#### [Excerpted records]
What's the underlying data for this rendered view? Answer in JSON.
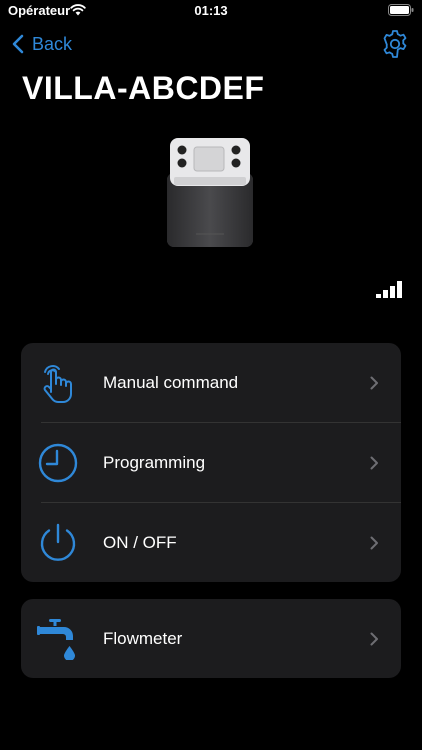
{
  "status_bar": {
    "carrier": "Opérateur",
    "time": "01:13"
  },
  "nav": {
    "back_label": "Back"
  },
  "device": {
    "name": "VILLA-ABCDEF"
  },
  "menu": {
    "items": [
      {
        "label": "Manual command",
        "icon": "hand-tap-icon"
      },
      {
        "label": "Programming",
        "icon": "clock-icon"
      },
      {
        "label": "ON / OFF",
        "icon": "power-icon"
      }
    ]
  },
  "extra": {
    "items": [
      {
        "label": "Flowmeter",
        "icon": "water-tap-icon"
      }
    ]
  },
  "colors": {
    "accent": "#2f88d8",
    "background": "#000000",
    "card": "#1c1c1e"
  }
}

#### [Directions]
Return all the entries word for word, but omit any pictures they contain.

#### [Problem solution]
What's the underlying data for this rendered view? Answer in JSON.
{
  "status_bar": {
    "carrier": "Opérateur",
    "time": "01:13"
  },
  "nav": {
    "back_label": "Back"
  },
  "device": {
    "name": "VILLA-ABCDEF"
  },
  "menu": {
    "items": [
      {
        "label": "Manual command",
        "icon": "hand-tap-icon"
      },
      {
        "label": "Programming",
        "icon": "clock-icon"
      },
      {
        "label": "ON / OFF",
        "icon": "power-icon"
      }
    ]
  },
  "extra": {
    "items": [
      {
        "label": "Flowmeter",
        "icon": "water-tap-icon"
      }
    ]
  },
  "colors": {
    "accent": "#2f88d8",
    "background": "#000000",
    "card": "#1c1c1e"
  }
}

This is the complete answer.